YOUR OBJECTIVE:
Answer with one number: how many lines hold "content".

DATA PROVIDED:
===============

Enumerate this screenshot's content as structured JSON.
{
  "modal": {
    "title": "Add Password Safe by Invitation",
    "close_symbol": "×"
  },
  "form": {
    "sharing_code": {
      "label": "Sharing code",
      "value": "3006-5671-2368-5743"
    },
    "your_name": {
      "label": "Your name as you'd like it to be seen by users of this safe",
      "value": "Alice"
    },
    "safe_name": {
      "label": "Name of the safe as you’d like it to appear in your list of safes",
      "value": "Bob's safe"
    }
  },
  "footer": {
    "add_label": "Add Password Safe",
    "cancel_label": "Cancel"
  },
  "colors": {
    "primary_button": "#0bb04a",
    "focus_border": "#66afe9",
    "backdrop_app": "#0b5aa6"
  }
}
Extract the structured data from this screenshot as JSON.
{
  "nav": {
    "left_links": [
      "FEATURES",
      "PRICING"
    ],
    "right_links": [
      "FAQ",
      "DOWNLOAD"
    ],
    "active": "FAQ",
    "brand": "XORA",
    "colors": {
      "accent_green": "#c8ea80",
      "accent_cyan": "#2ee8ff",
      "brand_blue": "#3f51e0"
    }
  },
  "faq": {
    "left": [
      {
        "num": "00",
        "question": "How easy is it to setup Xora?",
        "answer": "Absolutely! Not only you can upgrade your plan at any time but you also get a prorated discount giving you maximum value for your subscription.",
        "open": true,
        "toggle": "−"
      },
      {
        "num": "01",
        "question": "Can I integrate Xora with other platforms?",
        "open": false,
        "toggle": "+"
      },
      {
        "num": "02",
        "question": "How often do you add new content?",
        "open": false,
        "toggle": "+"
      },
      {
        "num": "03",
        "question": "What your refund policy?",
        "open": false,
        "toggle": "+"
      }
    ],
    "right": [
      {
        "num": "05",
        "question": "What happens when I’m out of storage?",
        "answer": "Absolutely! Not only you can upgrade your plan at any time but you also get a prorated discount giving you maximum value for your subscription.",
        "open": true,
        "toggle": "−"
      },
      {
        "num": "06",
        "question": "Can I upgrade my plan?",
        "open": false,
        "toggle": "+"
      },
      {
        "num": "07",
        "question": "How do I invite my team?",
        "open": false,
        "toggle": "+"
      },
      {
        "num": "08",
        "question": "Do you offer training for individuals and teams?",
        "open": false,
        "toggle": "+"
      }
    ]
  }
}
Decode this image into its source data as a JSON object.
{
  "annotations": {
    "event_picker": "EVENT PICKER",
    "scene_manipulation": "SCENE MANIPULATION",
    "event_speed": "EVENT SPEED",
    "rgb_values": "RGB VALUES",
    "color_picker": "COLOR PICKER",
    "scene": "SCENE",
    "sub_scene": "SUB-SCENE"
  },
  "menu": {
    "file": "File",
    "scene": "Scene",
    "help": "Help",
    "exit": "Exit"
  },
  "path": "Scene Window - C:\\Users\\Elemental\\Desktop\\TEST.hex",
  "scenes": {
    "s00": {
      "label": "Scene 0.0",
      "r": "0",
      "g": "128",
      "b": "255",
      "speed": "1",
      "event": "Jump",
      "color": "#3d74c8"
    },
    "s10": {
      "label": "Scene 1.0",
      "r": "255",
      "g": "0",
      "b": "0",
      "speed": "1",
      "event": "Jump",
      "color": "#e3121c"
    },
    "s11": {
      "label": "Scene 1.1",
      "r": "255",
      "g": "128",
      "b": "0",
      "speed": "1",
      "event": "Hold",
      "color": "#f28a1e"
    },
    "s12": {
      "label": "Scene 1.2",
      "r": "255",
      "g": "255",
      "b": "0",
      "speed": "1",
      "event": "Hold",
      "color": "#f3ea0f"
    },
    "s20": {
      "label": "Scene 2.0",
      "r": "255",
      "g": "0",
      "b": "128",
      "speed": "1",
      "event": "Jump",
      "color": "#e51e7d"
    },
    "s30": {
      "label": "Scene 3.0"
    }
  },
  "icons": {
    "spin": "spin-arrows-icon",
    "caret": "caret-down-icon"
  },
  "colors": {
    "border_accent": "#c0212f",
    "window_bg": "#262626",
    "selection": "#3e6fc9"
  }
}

===============

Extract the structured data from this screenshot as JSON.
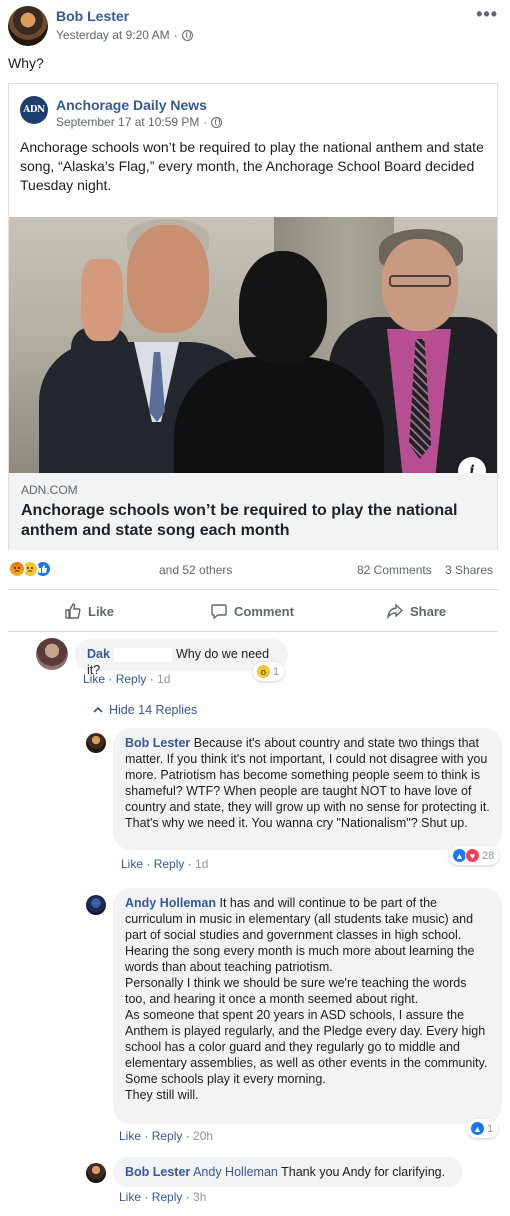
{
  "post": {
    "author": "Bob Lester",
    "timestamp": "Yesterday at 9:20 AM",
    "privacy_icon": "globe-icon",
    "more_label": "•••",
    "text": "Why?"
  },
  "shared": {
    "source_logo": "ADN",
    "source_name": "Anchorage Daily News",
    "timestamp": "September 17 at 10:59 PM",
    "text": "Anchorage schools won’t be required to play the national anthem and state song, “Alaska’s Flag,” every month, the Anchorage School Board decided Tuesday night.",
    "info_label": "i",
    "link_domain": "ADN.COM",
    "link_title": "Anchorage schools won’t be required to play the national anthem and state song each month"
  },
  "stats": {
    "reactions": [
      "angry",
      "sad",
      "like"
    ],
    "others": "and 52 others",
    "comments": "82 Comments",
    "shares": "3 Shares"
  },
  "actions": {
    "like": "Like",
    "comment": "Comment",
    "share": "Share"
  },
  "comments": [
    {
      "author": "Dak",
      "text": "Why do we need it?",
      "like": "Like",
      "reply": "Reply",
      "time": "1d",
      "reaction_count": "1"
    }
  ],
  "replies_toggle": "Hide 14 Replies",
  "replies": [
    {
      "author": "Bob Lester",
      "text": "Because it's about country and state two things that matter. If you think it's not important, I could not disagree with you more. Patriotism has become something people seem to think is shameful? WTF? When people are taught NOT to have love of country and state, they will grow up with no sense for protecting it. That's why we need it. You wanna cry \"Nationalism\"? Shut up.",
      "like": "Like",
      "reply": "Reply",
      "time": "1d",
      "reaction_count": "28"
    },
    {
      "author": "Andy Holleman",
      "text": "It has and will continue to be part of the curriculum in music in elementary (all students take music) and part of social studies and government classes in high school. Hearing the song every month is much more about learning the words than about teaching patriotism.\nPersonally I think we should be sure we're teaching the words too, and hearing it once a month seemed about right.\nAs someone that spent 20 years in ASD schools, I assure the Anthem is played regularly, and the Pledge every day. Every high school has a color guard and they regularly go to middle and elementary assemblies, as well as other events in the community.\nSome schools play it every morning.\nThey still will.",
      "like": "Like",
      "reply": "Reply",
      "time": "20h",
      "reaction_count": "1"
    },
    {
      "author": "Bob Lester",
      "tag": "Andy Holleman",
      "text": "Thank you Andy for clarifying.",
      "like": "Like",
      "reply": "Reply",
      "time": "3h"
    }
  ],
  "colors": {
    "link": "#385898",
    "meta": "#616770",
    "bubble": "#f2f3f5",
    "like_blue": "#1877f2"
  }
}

===============

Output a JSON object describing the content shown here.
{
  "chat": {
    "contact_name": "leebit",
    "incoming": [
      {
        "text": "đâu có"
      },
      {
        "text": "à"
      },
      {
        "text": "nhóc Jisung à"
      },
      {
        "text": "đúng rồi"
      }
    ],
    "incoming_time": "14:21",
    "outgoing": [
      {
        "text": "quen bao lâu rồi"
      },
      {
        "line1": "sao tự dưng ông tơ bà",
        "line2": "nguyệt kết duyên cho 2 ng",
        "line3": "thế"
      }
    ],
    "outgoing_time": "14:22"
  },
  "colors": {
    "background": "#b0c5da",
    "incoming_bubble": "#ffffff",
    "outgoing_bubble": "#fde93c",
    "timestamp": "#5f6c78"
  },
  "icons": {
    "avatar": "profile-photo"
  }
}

===============

EXERCISE RESPONSE:
3